■ Task goal
Where does the string "against" appear in the records? Copy every line that contains it.

□ □ □ □ □ □ □

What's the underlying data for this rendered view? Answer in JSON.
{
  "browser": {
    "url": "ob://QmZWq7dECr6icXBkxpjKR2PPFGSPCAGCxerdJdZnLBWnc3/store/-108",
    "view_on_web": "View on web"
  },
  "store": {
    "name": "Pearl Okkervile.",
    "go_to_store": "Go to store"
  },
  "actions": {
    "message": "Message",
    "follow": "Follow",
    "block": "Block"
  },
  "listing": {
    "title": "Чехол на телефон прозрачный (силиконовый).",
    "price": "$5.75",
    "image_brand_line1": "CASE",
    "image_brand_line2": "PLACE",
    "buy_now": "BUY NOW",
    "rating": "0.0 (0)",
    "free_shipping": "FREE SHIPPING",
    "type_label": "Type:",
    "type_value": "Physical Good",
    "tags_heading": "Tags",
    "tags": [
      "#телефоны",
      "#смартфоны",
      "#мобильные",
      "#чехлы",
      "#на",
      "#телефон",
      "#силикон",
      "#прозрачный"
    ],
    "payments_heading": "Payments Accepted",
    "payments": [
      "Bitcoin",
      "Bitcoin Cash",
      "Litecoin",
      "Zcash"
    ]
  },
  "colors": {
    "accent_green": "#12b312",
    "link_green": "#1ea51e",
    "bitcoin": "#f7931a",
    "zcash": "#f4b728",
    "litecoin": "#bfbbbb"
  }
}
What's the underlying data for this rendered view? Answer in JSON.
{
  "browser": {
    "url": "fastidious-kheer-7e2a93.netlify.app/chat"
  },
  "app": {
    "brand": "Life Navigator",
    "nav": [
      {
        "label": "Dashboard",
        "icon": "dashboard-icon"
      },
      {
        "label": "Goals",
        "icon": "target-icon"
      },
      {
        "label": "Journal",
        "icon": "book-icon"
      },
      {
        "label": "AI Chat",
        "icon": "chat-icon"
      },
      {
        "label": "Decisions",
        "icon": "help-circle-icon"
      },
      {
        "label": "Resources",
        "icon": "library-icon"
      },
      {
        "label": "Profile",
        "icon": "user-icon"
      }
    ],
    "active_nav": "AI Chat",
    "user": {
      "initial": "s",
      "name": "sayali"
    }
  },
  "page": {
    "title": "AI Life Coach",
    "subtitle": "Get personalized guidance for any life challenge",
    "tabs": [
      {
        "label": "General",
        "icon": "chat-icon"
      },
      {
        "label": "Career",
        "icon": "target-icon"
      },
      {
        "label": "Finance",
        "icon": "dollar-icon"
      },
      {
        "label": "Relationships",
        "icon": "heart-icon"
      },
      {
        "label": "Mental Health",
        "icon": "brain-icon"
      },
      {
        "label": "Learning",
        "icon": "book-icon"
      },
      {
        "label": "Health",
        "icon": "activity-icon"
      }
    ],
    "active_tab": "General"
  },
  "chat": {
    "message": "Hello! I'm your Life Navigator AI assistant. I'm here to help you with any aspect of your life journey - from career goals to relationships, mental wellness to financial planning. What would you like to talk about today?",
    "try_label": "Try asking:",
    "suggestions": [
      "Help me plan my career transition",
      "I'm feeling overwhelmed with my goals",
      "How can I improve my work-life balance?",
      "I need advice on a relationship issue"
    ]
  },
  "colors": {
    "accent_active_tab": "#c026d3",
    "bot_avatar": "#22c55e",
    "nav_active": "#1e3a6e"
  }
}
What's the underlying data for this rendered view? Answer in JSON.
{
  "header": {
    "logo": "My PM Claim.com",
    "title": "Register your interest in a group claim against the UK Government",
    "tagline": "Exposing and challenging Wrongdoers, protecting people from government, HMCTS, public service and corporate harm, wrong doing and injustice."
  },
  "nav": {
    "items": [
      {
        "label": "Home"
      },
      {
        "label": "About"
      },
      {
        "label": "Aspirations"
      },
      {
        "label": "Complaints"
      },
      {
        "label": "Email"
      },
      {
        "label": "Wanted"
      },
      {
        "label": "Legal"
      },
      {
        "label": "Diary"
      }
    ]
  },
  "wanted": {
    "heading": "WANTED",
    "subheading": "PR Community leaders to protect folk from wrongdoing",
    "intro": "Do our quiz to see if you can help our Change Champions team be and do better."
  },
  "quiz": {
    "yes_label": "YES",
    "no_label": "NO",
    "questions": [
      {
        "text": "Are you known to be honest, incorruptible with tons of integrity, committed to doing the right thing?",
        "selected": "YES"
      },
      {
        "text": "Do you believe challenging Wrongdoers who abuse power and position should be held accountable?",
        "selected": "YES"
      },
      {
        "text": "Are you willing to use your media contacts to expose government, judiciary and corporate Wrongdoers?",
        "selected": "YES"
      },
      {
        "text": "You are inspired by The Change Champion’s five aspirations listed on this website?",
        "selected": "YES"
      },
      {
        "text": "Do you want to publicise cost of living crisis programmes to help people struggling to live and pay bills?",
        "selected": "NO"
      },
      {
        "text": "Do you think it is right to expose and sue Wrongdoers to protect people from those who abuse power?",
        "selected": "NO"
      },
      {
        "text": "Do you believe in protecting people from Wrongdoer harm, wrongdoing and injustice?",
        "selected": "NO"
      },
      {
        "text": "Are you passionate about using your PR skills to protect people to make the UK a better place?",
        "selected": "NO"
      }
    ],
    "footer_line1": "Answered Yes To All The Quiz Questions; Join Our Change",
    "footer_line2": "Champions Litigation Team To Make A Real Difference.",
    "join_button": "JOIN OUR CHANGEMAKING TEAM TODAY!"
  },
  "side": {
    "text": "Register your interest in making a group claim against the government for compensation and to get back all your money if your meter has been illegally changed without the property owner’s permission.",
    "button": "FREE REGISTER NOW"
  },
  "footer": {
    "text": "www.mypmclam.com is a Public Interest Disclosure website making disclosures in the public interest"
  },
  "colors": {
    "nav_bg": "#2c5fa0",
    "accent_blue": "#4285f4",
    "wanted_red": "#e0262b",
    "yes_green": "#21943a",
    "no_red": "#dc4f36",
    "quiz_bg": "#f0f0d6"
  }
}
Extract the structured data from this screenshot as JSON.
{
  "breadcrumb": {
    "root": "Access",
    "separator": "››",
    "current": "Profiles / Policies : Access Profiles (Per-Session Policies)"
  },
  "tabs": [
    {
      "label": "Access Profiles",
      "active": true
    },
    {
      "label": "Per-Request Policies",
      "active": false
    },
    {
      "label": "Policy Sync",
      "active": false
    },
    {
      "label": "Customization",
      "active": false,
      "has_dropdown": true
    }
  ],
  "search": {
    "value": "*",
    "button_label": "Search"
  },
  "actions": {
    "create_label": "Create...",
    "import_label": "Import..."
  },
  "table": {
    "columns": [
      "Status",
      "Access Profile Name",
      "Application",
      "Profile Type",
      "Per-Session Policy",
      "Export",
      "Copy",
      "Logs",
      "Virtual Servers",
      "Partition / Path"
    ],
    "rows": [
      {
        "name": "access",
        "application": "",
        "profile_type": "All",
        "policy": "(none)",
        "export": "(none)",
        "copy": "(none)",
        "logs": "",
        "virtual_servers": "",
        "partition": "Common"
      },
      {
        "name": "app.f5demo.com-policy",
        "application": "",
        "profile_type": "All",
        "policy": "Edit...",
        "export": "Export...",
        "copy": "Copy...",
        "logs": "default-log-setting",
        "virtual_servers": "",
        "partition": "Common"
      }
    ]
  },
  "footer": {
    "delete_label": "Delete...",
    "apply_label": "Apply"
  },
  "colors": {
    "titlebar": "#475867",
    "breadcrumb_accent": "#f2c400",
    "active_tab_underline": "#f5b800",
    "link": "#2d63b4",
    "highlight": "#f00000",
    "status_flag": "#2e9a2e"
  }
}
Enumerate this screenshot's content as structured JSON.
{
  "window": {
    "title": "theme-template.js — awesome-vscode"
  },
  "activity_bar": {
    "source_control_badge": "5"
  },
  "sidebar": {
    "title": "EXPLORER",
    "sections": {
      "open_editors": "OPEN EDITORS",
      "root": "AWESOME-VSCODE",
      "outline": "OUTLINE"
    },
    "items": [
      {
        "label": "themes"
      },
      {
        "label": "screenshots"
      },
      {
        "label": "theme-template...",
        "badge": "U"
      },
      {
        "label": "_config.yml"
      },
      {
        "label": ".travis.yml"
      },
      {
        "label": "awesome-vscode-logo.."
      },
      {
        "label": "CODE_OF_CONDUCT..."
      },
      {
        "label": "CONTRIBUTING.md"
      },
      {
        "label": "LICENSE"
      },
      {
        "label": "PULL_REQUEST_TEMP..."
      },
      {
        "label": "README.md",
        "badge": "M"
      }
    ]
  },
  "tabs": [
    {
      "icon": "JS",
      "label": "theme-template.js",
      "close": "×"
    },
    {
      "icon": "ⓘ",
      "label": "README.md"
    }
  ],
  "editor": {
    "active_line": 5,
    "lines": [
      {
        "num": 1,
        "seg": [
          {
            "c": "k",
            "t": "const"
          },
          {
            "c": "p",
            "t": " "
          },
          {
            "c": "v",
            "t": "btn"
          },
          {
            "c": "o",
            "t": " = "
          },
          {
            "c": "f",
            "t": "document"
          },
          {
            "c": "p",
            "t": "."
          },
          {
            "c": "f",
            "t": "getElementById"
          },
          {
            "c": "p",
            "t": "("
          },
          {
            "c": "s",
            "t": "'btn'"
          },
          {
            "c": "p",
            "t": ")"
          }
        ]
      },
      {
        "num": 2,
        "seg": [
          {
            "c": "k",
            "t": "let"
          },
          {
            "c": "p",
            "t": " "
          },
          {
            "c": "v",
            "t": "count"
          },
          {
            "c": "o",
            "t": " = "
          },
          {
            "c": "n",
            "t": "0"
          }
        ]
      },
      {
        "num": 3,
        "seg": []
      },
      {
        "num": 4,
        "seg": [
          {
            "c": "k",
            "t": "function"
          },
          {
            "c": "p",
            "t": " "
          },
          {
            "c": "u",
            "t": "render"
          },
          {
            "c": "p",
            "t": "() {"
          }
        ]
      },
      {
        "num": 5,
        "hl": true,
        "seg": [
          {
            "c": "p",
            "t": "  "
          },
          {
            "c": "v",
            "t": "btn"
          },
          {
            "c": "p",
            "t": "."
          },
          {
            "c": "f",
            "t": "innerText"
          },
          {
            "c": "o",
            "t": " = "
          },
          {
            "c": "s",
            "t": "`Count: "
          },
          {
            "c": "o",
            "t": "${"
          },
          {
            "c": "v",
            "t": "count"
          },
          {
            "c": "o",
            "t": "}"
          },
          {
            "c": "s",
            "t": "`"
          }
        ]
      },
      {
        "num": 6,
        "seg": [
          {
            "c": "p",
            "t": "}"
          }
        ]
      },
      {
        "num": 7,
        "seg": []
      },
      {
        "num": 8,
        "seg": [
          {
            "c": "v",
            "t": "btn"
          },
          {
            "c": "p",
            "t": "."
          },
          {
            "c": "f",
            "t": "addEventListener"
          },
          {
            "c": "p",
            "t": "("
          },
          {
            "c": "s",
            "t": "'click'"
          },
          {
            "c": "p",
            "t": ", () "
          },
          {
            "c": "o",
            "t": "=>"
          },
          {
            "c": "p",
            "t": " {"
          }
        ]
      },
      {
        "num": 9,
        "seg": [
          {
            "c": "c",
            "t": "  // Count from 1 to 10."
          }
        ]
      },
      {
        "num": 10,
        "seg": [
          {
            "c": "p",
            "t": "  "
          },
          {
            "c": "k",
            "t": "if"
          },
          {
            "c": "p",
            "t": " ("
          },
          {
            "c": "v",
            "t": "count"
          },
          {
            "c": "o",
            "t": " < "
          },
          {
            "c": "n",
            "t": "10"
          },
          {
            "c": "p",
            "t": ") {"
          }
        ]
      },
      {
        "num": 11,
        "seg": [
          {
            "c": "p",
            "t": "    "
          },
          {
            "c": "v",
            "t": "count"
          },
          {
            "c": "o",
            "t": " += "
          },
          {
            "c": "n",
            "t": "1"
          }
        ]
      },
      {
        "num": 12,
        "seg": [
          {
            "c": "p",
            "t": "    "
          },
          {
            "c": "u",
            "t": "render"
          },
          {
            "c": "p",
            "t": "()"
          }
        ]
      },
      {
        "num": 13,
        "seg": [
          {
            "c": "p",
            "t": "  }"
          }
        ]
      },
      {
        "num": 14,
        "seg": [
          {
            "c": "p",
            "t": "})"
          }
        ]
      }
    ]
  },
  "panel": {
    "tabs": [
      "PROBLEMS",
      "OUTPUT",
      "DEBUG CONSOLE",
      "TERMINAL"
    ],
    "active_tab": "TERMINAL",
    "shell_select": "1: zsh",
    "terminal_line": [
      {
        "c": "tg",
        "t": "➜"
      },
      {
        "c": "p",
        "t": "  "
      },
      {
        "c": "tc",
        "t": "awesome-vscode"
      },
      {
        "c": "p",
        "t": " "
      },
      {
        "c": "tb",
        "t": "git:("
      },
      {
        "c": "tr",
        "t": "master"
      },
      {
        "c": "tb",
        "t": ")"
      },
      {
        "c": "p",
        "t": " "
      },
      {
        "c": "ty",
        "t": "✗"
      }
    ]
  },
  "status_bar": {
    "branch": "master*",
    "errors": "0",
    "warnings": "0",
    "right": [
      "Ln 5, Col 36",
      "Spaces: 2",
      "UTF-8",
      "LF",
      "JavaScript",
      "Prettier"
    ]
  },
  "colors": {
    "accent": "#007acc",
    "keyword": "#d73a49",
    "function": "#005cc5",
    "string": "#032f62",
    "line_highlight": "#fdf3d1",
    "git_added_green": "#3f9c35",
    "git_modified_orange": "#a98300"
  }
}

□ □ □ □ □ □ □

■ Output for this task
    "title": "Register your interest in a group claim against the UK Government",
    "text": "Register your interest in making a group claim against the government for compensation and to get back all your money if your meter has been illegally changed without the property owner’s permission.",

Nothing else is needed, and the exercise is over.